**CHALLENGE**
Copy out every line containing the word "kvapalina".

**DATASET RECORDS**
============================================================
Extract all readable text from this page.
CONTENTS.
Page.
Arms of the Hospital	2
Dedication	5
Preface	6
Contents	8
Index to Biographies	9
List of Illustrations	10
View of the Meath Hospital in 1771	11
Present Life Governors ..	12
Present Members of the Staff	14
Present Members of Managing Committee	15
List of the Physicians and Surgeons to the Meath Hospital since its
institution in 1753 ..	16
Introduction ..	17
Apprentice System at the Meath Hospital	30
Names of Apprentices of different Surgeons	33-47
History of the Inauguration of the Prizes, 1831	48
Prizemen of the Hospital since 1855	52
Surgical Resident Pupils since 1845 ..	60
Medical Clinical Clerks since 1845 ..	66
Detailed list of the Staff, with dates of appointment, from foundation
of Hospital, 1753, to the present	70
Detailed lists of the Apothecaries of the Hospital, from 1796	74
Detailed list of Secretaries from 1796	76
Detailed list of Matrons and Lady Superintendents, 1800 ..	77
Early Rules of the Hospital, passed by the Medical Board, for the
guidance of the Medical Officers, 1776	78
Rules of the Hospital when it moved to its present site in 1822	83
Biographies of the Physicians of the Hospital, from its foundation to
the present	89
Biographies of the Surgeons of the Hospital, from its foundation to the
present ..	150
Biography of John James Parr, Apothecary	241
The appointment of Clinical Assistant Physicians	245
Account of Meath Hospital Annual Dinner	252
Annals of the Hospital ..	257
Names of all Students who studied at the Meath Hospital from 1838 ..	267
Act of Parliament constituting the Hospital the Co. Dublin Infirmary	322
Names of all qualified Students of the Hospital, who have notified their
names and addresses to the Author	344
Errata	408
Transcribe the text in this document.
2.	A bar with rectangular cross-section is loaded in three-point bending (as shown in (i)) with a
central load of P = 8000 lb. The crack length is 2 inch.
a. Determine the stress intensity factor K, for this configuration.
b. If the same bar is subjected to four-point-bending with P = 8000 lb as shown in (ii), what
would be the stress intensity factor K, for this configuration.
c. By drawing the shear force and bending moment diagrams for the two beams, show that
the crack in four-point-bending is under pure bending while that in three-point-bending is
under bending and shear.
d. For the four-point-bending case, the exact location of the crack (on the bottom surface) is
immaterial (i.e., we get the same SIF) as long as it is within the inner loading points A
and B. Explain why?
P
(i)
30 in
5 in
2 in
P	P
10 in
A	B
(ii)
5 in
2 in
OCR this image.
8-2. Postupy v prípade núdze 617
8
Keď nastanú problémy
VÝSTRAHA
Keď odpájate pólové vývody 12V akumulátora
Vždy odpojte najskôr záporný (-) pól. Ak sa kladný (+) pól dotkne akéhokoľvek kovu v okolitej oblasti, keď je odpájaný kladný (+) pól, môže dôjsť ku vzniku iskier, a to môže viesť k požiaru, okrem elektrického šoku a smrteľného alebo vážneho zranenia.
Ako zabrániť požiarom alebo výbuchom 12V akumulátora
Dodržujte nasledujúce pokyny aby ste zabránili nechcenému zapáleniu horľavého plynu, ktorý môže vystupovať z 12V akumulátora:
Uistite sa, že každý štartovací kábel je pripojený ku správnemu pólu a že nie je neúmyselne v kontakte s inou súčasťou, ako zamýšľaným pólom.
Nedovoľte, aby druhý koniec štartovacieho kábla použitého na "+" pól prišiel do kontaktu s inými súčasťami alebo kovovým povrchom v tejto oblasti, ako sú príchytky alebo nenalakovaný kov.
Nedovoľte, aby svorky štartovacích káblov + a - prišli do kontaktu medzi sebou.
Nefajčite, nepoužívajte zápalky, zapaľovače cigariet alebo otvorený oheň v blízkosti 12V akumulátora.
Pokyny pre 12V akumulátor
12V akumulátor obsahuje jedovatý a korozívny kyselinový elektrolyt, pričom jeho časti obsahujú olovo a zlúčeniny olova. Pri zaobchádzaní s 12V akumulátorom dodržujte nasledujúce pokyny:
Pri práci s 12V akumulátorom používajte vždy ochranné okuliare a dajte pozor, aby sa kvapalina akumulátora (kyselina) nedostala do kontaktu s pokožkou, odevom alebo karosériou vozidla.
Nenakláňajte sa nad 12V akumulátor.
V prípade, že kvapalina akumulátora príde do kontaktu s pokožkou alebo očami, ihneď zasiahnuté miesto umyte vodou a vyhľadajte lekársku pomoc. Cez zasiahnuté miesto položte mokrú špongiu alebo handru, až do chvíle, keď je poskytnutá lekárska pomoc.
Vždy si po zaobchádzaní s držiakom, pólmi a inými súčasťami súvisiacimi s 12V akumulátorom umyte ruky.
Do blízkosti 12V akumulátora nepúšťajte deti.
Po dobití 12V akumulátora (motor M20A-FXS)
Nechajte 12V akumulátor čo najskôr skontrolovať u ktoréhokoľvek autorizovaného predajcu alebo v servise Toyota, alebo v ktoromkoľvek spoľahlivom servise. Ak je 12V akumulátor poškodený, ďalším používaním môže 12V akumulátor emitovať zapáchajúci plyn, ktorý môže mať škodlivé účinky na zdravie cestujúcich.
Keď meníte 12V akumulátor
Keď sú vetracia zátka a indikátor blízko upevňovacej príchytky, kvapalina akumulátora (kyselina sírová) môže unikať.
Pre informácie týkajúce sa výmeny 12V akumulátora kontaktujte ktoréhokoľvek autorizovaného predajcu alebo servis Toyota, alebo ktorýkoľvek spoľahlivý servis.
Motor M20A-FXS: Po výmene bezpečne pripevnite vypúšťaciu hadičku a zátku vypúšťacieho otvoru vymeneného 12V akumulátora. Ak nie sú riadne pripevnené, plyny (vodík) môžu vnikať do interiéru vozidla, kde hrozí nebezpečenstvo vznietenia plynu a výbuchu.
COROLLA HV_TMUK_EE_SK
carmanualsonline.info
============================================================
**RESULT OF THE EXERCISE**
Pri práci s 12V akumulátorom používajte vždy ochranné okuliare a dajte pozor, aby sa kvapalina akumulátora (kyselina) nedostala do kontaktu s pokožkou, odevom alebo karosériou vozidla.
V prípade, že kvapalina akumulátora príde do kontaktu s pokožkou alebo očami, ihneď zasiahnuté miesto umyte vodou a vyhľadajte lekársku pomoc. Cez zasiahnuté miesto položte mokrú špongiu alebo handru, až do chvíle, keď je poskytnutá lekárska pomoc.
Keď sú vetracia zátka a indikátor blízko upevňovacej príchytky, kvapalina akumulátora (kyselina sírová) môže unikať.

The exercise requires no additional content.